◆ **Exercise**
Below is a block of records: output all of them exactly and leave out the pictures.

◆ **Supplied data**

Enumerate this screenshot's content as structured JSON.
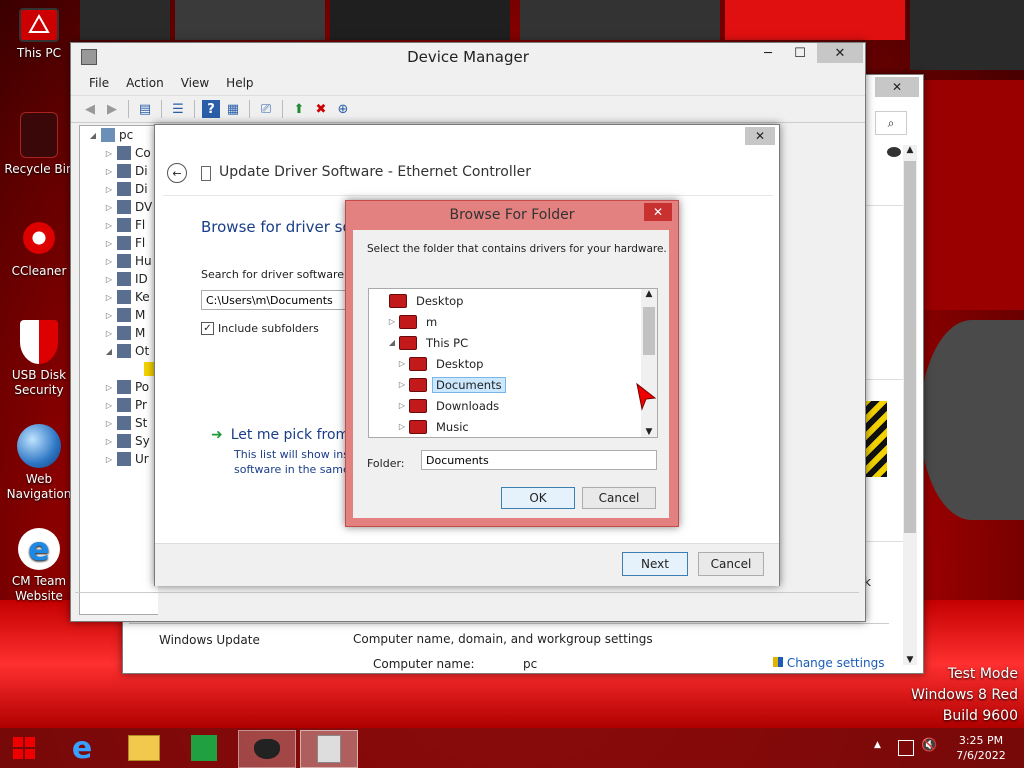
{
  "desktop": {
    "icons": [
      {
        "label": "This PC"
      },
      {
        "label": "Recycle Bin"
      },
      {
        "label": "CCleaner"
      },
      {
        "label": "USB Disk Security"
      },
      {
        "label": "Web Navigation"
      },
      {
        "label": "CM Team Website"
      }
    ],
    "watermark": {
      "line1": "Test Mode",
      "line2": "Windows 8 Red",
      "line3": "Build 9600"
    }
  },
  "device_manager": {
    "title": "Device Manager",
    "menu": [
      "File",
      "Action",
      "View",
      "Help"
    ],
    "tree_root": "pc",
    "tree_items": [
      "Co",
      "Di",
      "Di",
      "DV",
      "Fl",
      "Fl",
      "Hu",
      "ID",
      "Ke",
      "M",
      "M",
      "Ot",
      "",
      "Po",
      "Pr",
      "St",
      "Sy",
      "Ur"
    ]
  },
  "background_window": {
    "windows_update": "Windows Update",
    "computer_settings": "Computer name, domain, and workgroup settings",
    "computer_name_label": "Computer name:",
    "computer_name_value": "pc",
    "change_settings": "Change settings",
    "partial_k": "k"
  },
  "update_driver": {
    "title": "Update Driver Software - Ethernet Controller",
    "heading": "Browse for driver sof",
    "search_label": "Search for driver software ir",
    "path_value": "C:\\Users\\m\\Documents",
    "include_subfolders": "Include subfolders",
    "include_checked": true,
    "pick_title": "Let me pick from",
    "pick_desc_line1": "This list will show inst",
    "pick_desc_line2": "software in the same",
    "next_label": "Next",
    "cancel_label": "Cancel"
  },
  "browse_dialog": {
    "title": "Browse For Folder",
    "instruction": "Select the folder that contains drivers for your hardware.",
    "folders": [
      {
        "label": "Desktop",
        "indent": 0,
        "expander": "",
        "selected": false
      },
      {
        "label": "m",
        "indent": 1,
        "expander": "▷",
        "selected": false
      },
      {
        "label": "This PC",
        "indent": 1,
        "expander": "◢",
        "selected": false
      },
      {
        "label": "Desktop",
        "indent": 2,
        "expander": "▷",
        "selected": false
      },
      {
        "label": "Documents",
        "indent": 2,
        "expander": "▷",
        "selected": true
      },
      {
        "label": "Downloads",
        "indent": 2,
        "expander": "▷",
        "selected": false
      },
      {
        "label": "Music",
        "indent": 2,
        "expander": "▷",
        "selected": false
      }
    ],
    "folder_label": "Folder:",
    "folder_value": "Documents",
    "ok_label": "OK",
    "cancel_label": "Cancel"
  },
  "taskbar": {
    "time": "3:25 PM",
    "date": "7/6/2022"
  },
  "colors": {
    "accent_red": "#d40000",
    "dialog_border": "#e07a7a",
    "selection": "#cce8ff"
  }
}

◆ **Answer to this problem**
Enumerate this screenshot's content as structured JSON.
{
  "desktop": {
    "icons": [
      {
        "label": "This PC"
      },
      {
        "label": "Recycle Bin"
      },
      {
        "label": "CCleaner"
      },
      {
        "label": "USB Disk Security"
      },
      {
        "label": "Web Navigation"
      },
      {
        "label": "CM Team Website"
      }
    ],
    "watermark": {
      "line1": "Test Mode",
      "line2": "Windows 8 Red",
      "line3": "Build 9600"
    }
  },
  "device_manager": {
    "title": "Device Manager",
    "menu": [
      "File",
      "Action",
      "View",
      "Help"
    ],
    "tree_root": "pc",
    "tree_items": [
      "Co",
      "Di",
      "Di",
      "DV",
      "Fl",
      "Fl",
      "Hu",
      "ID",
      "Ke",
      "M",
      "M",
      "Ot",
      "",
      "Po",
      "Pr",
      "St",
      "Sy",
      "Ur"
    ]
  },
  "background_window": {
    "windows_update": "Windows Update",
    "computer_settings": "Computer name, domain, and workgroup settings",
    "computer_name_label": "Computer name:",
    "computer_name_value": "pc",
    "change_settings": "Change settings",
    "partial_k": "k"
  },
  "update_driver": {
    "title": "Update Driver Software - Ethernet Controller",
    "heading": "Browse for driver sof",
    "search_label": "Search for driver software ir",
    "path_value": "C:\\Users\\m\\Documents",
    "include_subfolders": "Include subfolders",
    "include_checked": true,
    "pick_title": "Let me pick from",
    "pick_desc_line1": "This list will show inst",
    "pick_desc_line2": "software in the same",
    "next_label": "Next",
    "cancel_label": "Cancel"
  },
  "browse_dialog": {
    "title": "Browse For Folder",
    "instruction": "Select the folder that contains drivers for your hardware.",
    "folders": [
      {
        "label": "Desktop",
        "indent": 0,
        "expander": "",
        "selected": false
      },
      {
        "label": "m",
        "indent": 1,
        "expander": "▷",
        "selected": false
      },
      {
        "label": "This PC",
        "indent": 1,
        "expander": "◢",
        "selected": false
      },
      {
        "label": "Desktop",
        "indent": 2,
        "expander": "▷",
        "selected": false
      },
      {
        "label": "Documents",
        "indent": 2,
        "expander": "▷",
        "selected": true
      },
      {
        "label": "Downloads",
        "indent": 2,
        "expander": "▷",
        "selected": false
      },
      {
        "label": "Music",
        "indent": 2,
        "expander": "▷",
        "selected": false
      }
    ],
    "folder_label": "Folder:",
    "folder_value": "Documents",
    "ok_label": "OK",
    "cancel_label": "Cancel"
  },
  "taskbar": {
    "time": "3:25 PM",
    "date": "7/6/2022"
  },
  "colors": {
    "accent_red": "#d40000",
    "dialog_border": "#e07a7a",
    "selection": "#cce8ff"
  }
}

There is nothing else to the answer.